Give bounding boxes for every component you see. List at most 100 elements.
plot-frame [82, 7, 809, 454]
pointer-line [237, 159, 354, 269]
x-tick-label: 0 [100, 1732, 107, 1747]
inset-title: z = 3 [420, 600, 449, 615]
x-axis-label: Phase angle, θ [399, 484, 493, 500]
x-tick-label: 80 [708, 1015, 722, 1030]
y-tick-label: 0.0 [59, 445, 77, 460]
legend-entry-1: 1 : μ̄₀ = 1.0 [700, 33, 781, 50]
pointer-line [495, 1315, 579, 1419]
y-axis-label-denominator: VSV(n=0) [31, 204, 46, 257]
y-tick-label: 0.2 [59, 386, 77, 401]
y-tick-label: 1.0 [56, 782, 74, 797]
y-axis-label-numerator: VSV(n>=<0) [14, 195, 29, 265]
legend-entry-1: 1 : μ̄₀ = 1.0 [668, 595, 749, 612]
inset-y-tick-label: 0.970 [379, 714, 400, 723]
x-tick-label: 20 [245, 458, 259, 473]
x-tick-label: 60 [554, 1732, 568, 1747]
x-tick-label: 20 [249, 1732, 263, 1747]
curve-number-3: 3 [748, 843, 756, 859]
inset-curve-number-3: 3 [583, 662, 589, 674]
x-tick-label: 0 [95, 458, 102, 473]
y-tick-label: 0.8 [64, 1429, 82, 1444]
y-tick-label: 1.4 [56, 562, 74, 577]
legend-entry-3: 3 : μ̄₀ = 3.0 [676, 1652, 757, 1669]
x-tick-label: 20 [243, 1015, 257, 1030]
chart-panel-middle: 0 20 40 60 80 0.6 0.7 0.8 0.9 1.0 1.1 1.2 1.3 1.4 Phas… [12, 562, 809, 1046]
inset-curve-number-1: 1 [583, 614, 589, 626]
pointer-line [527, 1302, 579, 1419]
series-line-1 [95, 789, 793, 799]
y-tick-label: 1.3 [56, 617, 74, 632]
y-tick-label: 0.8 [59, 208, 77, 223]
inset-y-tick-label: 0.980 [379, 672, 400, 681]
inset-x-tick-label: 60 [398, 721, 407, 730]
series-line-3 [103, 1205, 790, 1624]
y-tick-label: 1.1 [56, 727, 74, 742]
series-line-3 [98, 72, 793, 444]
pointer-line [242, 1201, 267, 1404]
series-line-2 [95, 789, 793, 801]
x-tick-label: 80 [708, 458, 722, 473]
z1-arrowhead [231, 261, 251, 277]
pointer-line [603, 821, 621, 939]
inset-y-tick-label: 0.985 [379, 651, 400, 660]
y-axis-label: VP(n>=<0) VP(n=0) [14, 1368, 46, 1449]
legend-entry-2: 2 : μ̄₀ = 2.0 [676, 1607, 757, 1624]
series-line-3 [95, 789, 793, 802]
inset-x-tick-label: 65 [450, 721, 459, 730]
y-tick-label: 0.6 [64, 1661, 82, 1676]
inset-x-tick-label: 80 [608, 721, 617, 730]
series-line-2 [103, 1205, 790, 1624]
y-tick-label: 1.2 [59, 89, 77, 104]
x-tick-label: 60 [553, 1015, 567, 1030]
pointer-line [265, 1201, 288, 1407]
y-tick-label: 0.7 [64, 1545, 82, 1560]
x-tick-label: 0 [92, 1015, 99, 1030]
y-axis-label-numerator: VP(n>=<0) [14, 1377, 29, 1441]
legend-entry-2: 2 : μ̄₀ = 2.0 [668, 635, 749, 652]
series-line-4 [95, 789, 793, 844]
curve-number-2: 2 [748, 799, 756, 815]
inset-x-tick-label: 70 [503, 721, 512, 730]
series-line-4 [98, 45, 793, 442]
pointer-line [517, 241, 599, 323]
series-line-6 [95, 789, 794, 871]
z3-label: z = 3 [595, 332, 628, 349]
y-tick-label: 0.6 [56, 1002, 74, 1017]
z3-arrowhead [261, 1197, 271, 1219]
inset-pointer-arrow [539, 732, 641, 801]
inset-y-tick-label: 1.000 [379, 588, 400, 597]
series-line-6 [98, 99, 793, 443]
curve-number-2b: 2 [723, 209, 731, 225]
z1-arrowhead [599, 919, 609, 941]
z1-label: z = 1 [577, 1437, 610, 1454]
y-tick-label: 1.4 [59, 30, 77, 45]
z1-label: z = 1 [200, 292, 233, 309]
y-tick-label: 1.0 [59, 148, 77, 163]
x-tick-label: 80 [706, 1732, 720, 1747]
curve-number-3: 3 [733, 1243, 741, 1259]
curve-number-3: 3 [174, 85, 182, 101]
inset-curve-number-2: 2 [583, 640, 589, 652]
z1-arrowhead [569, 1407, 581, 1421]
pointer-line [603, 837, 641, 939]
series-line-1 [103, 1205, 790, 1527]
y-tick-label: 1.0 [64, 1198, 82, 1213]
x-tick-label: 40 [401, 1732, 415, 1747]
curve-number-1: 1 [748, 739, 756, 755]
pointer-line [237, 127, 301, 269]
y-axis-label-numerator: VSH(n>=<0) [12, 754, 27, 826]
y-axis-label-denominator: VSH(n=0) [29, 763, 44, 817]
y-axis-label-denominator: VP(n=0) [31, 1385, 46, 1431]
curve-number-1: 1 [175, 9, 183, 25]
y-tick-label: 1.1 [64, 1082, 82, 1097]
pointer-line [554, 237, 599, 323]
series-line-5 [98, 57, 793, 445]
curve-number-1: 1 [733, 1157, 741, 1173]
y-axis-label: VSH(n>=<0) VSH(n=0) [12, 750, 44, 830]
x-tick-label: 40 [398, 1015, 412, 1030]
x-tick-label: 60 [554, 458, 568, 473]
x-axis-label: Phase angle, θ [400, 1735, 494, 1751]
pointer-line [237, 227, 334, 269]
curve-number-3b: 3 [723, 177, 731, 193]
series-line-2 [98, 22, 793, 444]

__TASK OBJECTIVE__: How many lines in the listing above contain the string "arrowhead", counting only case-sensitive matches? Reply with the number alone.

__ANSWER FOR THIS EXERCISE__: 4